• _Short exercise_: Search the material below for the string "panel" and list each line that holds it.

%%

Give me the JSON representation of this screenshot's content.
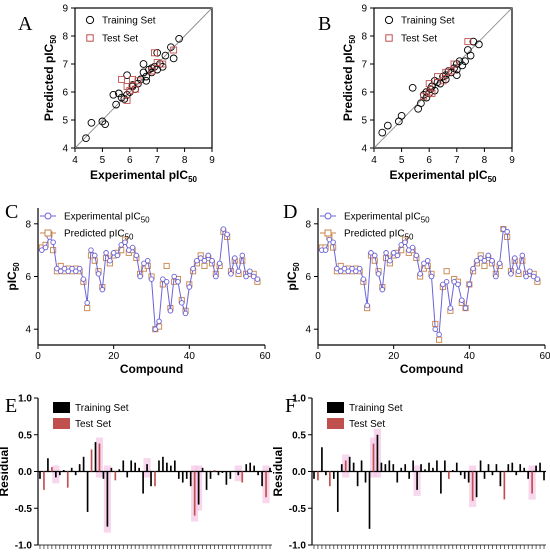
{
  "colors": {
    "training": "#000000",
    "test": "#c0504d",
    "experimental": "#6b63d9",
    "predicted": "#c8834a",
    "identity": "#8c8c8c",
    "residual_shade": "#f4c8e8"
  },
  "chart_data": [
    {
      "panel": "A",
      "type": "scatter",
      "xlabel": "Experimental pIC",
      "xlabel_sub": "50",
      "ylabel": "Predicted pIC",
      "ylabel_sub": "50",
      "xlim": [
        4,
        9
      ],
      "ylim": [
        4,
        9
      ],
      "xticks": [
        "4",
        "5",
        "6",
        "7",
        "8",
        "9"
      ],
      "yticks": [
        "4",
        "5",
        "6",
        "7",
        "8",
        "9"
      ],
      "identity_line": true,
      "series": [
        {
          "name": "Training Set",
          "marker": "circle",
          "points": [
            [
              4.4,
              4.35
            ],
            [
              4.6,
              4.9
            ],
            [
              5.0,
              4.95
            ],
            [
              5.1,
              4.85
            ],
            [
              5.4,
              5.9
            ],
            [
              5.6,
              5.95
            ],
            [
              5.7,
              5.8
            ],
            [
              5.8,
              5.75
            ],
            [
              5.9,
              5.9
            ],
            [
              6.0,
              6.0
            ],
            [
              6.1,
              6.2
            ],
            [
              6.2,
              6.1
            ],
            [
              6.3,
              6.3
            ],
            [
              6.4,
              6.45
            ],
            [
              6.5,
              7.0
            ],
            [
              6.5,
              6.7
            ],
            [
              6.6,
              6.55
            ],
            [
              6.7,
              6.8
            ],
            [
              6.8,
              6.7
            ],
            [
              6.9,
              6.9
            ],
            [
              7.0,
              6.8
            ],
            [
              7.1,
              7.0
            ],
            [
              7.2,
              6.9
            ],
            [
              7.3,
              7.3
            ],
            [
              7.5,
              7.6
            ],
            [
              7.6,
              7.2
            ],
            [
              7.8,
              7.9
            ],
            [
              5.9,
              6.6
            ],
            [
              6.1,
              6.25
            ],
            [
              6.6,
              6.4
            ],
            [
              7.0,
              7.4
            ],
            [
              5.5,
              5.55
            ],
            [
              6.8,
              6.85
            ]
          ]
        },
        {
          "name": "Test Set",
          "marker": "square",
          "points": [
            [
              5.7,
              6.45
            ],
            [
              5.9,
              6.2
            ],
            [
              6.0,
              6.05
            ],
            [
              6.1,
              6.45
            ],
            [
              6.3,
              6.4
            ],
            [
              6.8,
              6.75
            ],
            [
              6.9,
              7.4
            ],
            [
              7.0,
              7.05
            ],
            [
              7.2,
              7.0
            ],
            [
              7.6,
              7.5
            ],
            [
              5.9,
              5.7
            ],
            [
              6.2,
              6.1
            ]
          ]
        }
      ]
    },
    {
      "panel": "B",
      "type": "scatter",
      "xlabel": "Experimental pIC",
      "xlabel_sub": "50",
      "ylabel": "Predicted pIC",
      "ylabel_sub": "50",
      "xlim": [
        4,
        9
      ],
      "ylim": [
        4,
        9
      ],
      "xticks": [
        "4",
        "5",
        "6",
        "7",
        "8",
        "9"
      ],
      "yticks": [
        "4",
        "5",
        "6",
        "7",
        "8",
        "9"
      ],
      "identity_line": true,
      "series": [
        {
          "name": "Training Set",
          "marker": "circle",
          "points": [
            [
              4.3,
              4.55
            ],
            [
              4.5,
              4.8
            ],
            [
              4.9,
              4.95
            ],
            [
              5.0,
              5.15
            ],
            [
              5.4,
              6.15
            ],
            [
              5.6,
              5.4
            ],
            [
              5.7,
              5.6
            ],
            [
              5.8,
              5.9
            ],
            [
              5.9,
              6.0
            ],
            [
              6.0,
              5.95
            ],
            [
              6.05,
              6.1
            ],
            [
              6.1,
              6.2
            ],
            [
              6.2,
              6.05
            ],
            [
              6.3,
              6.35
            ],
            [
              6.4,
              6.3
            ],
            [
              6.5,
              6.55
            ],
            [
              6.6,
              6.6
            ],
            [
              6.7,
              6.75
            ],
            [
              6.8,
              6.7
            ],
            [
              6.9,
              6.85
            ],
            [
              7.0,
              7.0
            ],
            [
              7.0,
              6.8
            ],
            [
              7.1,
              7.1
            ],
            [
              7.2,
              6.95
            ],
            [
              7.3,
              7.1
            ],
            [
              7.4,
              7.5
            ],
            [
              7.5,
              7.3
            ],
            [
              7.6,
              7.8
            ],
            [
              7.8,
              7.7
            ],
            [
              5.9,
              5.8
            ],
            [
              6.2,
              6.4
            ],
            [
              6.6,
              6.45
            ],
            [
              7.0,
              6.6
            ]
          ]
        },
        {
          "name": "Test Set",
          "marker": "square",
          "points": [
            [
              5.8,
              5.85
            ],
            [
              6.0,
              6.3
            ],
            [
              6.1,
              5.95
            ],
            [
              6.3,
              6.55
            ],
            [
              6.5,
              6.4
            ],
            [
              6.8,
              6.75
            ],
            [
              6.9,
              7.0
            ],
            [
              7.4,
              7.8
            ],
            [
              6.0,
              6.0
            ],
            [
              6.6,
              6.7
            ]
          ]
        }
      ]
    },
    {
      "panel": "C",
      "type": "line",
      "xlabel": "Compound",
      "ylabel": "pIC",
      "ylabel_sub": "50",
      "xlim": [
        0,
        60
      ],
      "ylim": [
        3.4,
        8.6
      ],
      "xticks": [
        "0",
        "20",
        "40",
        "60"
      ],
      "yticks": [
        "4",
        "6",
        "8"
      ],
      "x": [
        1,
        2,
        3,
        4,
        5,
        6,
        7,
        8,
        9,
        10,
        11,
        12,
        13,
        14,
        15,
        16,
        17,
        18,
        19,
        20,
        21,
        22,
        23,
        24,
        25,
        26,
        27,
        28,
        29,
        30,
        31,
        32,
        33,
        34,
        35,
        36,
        37,
        38,
        39,
        40,
        41,
        42,
        43,
        44,
        45,
        46,
        47,
        48,
        49,
        50,
        51,
        52,
        53,
        54,
        55,
        56,
        57,
        58
      ],
      "series": [
        {
          "name": "Experimental pIC",
          "name_sub": "50",
          "values": [
            7.0,
            7.1,
            7.5,
            7.3,
            6.3,
            6.2,
            6.3,
            6.2,
            6.3,
            6.2,
            6.3,
            5.9,
            5.0,
            7.0,
            6.8,
            6.1,
            5.5,
            6.9,
            6.6,
            6.9,
            6.8,
            7.2,
            7.3,
            7.0,
            7.1,
            6.8,
            6.0,
            6.5,
            6.6,
            5.9,
            4.0,
            4.3,
            5.9,
            5.8,
            4.7,
            6.0,
            5.8,
            5.0,
            4.6,
            5.6,
            6.3,
            6.6,
            6.7,
            6.6,
            6.8,
            6.6,
            6.0,
            6.5,
            7.8,
            7.6,
            6.1,
            6.7,
            6.2,
            6.8,
            6.0,
            6.2,
            6.0,
            5.9
          ]
        },
        {
          "name": "Predicted pIC",
          "name_sub": "50",
          "values": [
            7.1,
            7.2,
            7.6,
            7.0,
            6.2,
            6.4,
            6.2,
            6.3,
            6.2,
            6.3,
            6.2,
            5.8,
            4.8,
            6.8,
            6.6,
            6.2,
            5.6,
            6.7,
            6.5,
            6.8,
            6.9,
            7.0,
            7.4,
            6.9,
            7.0,
            6.7,
            6.1,
            6.3,
            6.4,
            6.0,
            4.0,
            4.1,
            5.7,
            6.4,
            4.8,
            5.8,
            5.9,
            5.1,
            4.7,
            5.7,
            6.2,
            6.5,
            6.8,
            6.4,
            6.7,
            6.5,
            6.1,
            6.4,
            7.7,
            7.5,
            6.2,
            6.6,
            6.1,
            6.6,
            6.1,
            6.1,
            6.1,
            5.8
          ]
        }
      ]
    },
    {
      "panel": "D",
      "type": "line",
      "xlabel": "Compound",
      "ylabel": "pIC",
      "ylabel_sub": "50",
      "xlim": [
        0,
        60
      ],
      "ylim": [
        3.4,
        8.6
      ],
      "xticks": [
        "0",
        "20",
        "40",
        "60"
      ],
      "yticks": [
        "4",
        "6",
        "8"
      ],
      "x": [
        1,
        2,
        3,
        4,
        5,
        6,
        7,
        8,
        9,
        10,
        11,
        12,
        13,
        14,
        15,
        16,
        17,
        18,
        19,
        20,
        21,
        22,
        23,
        24,
        25,
        26,
        27,
        28,
        29,
        30,
        31,
        32,
        33,
        34,
        35,
        36,
        37,
        38,
        39,
        40,
        41,
        42,
        43,
        44,
        45,
        46,
        47,
        48,
        49,
        50,
        51,
        52,
        53,
        54,
        55,
        56,
        57,
        58
      ],
      "series": [
        {
          "name": "Experimental pIC",
          "name_sub": "50",
          "values": [
            7.0,
            7.0,
            7.4,
            7.3,
            6.3,
            6.2,
            6.3,
            6.2,
            6.3,
            6.2,
            6.3,
            5.9,
            4.9,
            6.9,
            6.8,
            6.1,
            5.5,
            6.9,
            6.6,
            6.9,
            6.8,
            7.2,
            7.3,
            7.0,
            7.1,
            6.8,
            6.1,
            6.5,
            6.6,
            6.0,
            4.0,
            3.8,
            5.7,
            5.8,
            4.8,
            5.8,
            5.7,
            5.1,
            4.8,
            5.7,
            6.3,
            6.6,
            6.7,
            6.6,
            6.8,
            6.6,
            6.0,
            6.5,
            7.8,
            7.7,
            6.1,
            6.7,
            6.2,
            6.8,
            6.0,
            6.2,
            6.0,
            5.9
          ]
        },
        {
          "name": "Predicted pIC",
          "name_sub": "50",
          "values": [
            7.1,
            7.1,
            7.5,
            7.1,
            6.2,
            6.4,
            6.2,
            6.3,
            6.2,
            6.3,
            6.2,
            5.8,
            4.8,
            6.8,
            6.6,
            6.2,
            5.6,
            6.7,
            6.5,
            6.8,
            6.9,
            7.0,
            7.4,
            6.9,
            7.0,
            6.7,
            6.0,
            6.3,
            6.4,
            6.1,
            4.2,
            3.6,
            5.6,
            6.2,
            4.7,
            5.9,
            5.8,
            5.0,
            4.8,
            5.7,
            6.2,
            6.5,
            6.8,
            6.4,
            6.7,
            6.5,
            6.1,
            6.4,
            7.8,
            7.5,
            6.2,
            6.6,
            6.1,
            6.6,
            6.1,
            6.1,
            6.1,
            5.8
          ]
        }
      ]
    },
    {
      "panel": "E",
      "type": "bar",
      "ylabel": "Residual",
      "ylim": [
        -1.0,
        1.0
      ],
      "yticks": [
        "1.0",
        "0.5",
        "0.0",
        "-0.5",
        "-1.0"
      ],
      "legend": [
        "Training Set",
        "Test Set"
      ],
      "series_index": [
        0,
        1,
        0,
        1,
        0,
        0,
        0,
        1,
        0,
        0,
        0,
        0,
        0,
        1,
        0,
        1,
        0,
        0,
        0,
        1,
        0,
        0,
        0,
        0,
        0,
        0,
        0,
        0,
        0,
        1,
        0,
        0,
        0,
        0,
        0,
        0,
        0,
        0,
        0,
        1,
        0,
        0,
        0,
        0,
        1,
        0,
        0,
        0,
        0,
        0,
        0,
        1,
        0,
        0,
        0,
        0,
        0,
        1,
        0
      ],
      "values": [
        -0.1,
        -0.25,
        0.18,
        0.06,
        -0.08,
        -0.05,
        0.02,
        -0.22,
        0.05,
        -0.05,
        0.1,
        0.2,
        -0.55,
        0.3,
        0.4,
        0.38,
        -0.1,
        -0.75,
        0.05,
        -0.12,
        0.03,
        0.15,
        -0.08,
        0.15,
        0.12,
        0.05,
        -0.3,
        0.1,
        -0.2,
        -0.2,
        0.15,
        0.2,
        0.12,
        0.08,
        0.15,
        -0.1,
        -0.15,
        -0.1,
        -0.2,
        -0.6,
        -0.45,
        0.05,
        -0.25,
        -0.1,
        0.02,
        -0.05,
        -0.02,
        -0.18,
        -0.1,
        0.0,
        -0.05,
        -0.15,
        0.1,
        0.12,
        0.08,
        -0.05,
        -0.2,
        -0.35,
        0.05
      ],
      "shade": [
        0,
        0,
        0,
        0,
        1,
        0,
        0,
        0,
        0,
        0,
        0,
        0,
        0,
        0,
        0,
        1,
        0,
        1,
        0,
        0,
        0,
        0,
        0,
        0,
        0,
        0,
        0,
        1,
        0,
        0,
        0,
        0,
        0,
        0,
        0,
        0,
        0,
        0,
        0,
        1,
        1,
        0,
        0,
        0,
        0,
        0,
        0,
        0,
        0,
        0,
        1,
        0,
        0,
        0,
        0,
        0,
        0,
        1,
        0
      ]
    },
    {
      "panel": "F",
      "type": "bar",
      "ylabel": "Residual",
      "ylim": [
        -1.0,
        1.0
      ],
      "yticks": [
        "1.0",
        "0.5",
        "0.0",
        "-0.5",
        "-1.0"
      ],
      "legend": [
        "Training Set",
        "Test Set"
      ],
      "series_index": [
        0,
        1,
        0,
        0,
        1,
        0,
        0,
        0,
        1,
        0,
        0,
        0,
        0,
        0,
        0,
        1,
        0,
        0,
        0,
        0,
        0,
        0,
        0,
        0,
        0,
        0,
        0,
        0,
        0,
        0,
        0,
        0,
        0,
        0,
        1,
        0,
        0,
        0,
        0,
        0,
        1,
        0,
        0,
        0,
        0,
        0,
        0,
        0,
        1,
        0,
        0,
        0,
        0,
        0,
        0,
        1,
        0,
        0,
        0
      ],
      "values": [
        -0.1,
        -0.12,
        0.33,
        -0.05,
        -0.2,
        -0.1,
        -0.55,
        0.1,
        0.15,
        0.2,
        0.12,
        -0.2,
        0.15,
        -0.15,
        -0.78,
        0.38,
        0.5,
        0.12,
        0.1,
        0.15,
        0.1,
        -0.15,
        0.05,
        0.1,
        -0.1,
        0.15,
        -0.25,
        0.1,
        0.03,
        0.12,
        0.05,
        0.15,
        -0.3,
        0.15,
        -0.1,
        0.02,
        0.12,
        -0.05,
        -0.1,
        -0.15,
        -0.4,
        -0.35,
        0.15,
        -0.1,
        0.1,
        -0.05,
        0.1,
        -0.2,
        -0.38,
        0.1,
        0.12,
        -0.05,
        0.1,
        0.05,
        -0.1,
        -0.3,
        0.08,
        0.12,
        -0.12
      ],
      "shade": [
        0,
        0,
        0,
        0,
        0,
        0,
        0,
        0,
        1,
        0,
        0,
        0,
        0,
        0,
        0,
        1,
        1,
        0,
        0,
        0,
        0,
        0,
        0,
        0,
        0,
        0,
        1,
        0,
        0,
        0,
        0,
        0,
        0,
        0,
        0,
        0,
        0,
        0,
        0,
        0,
        1,
        0,
        0,
        0,
        0,
        0,
        0,
        0,
        0,
        0,
        0,
        0,
        0,
        0,
        0,
        1,
        0,
        0,
        0
      ]
    }
  ]
}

%%

• _Task response_:
      "panel": "A",
      "panel": "B",
      "panel": "C",
      "panel": "D",
      "panel": "E",
      "panel": "F",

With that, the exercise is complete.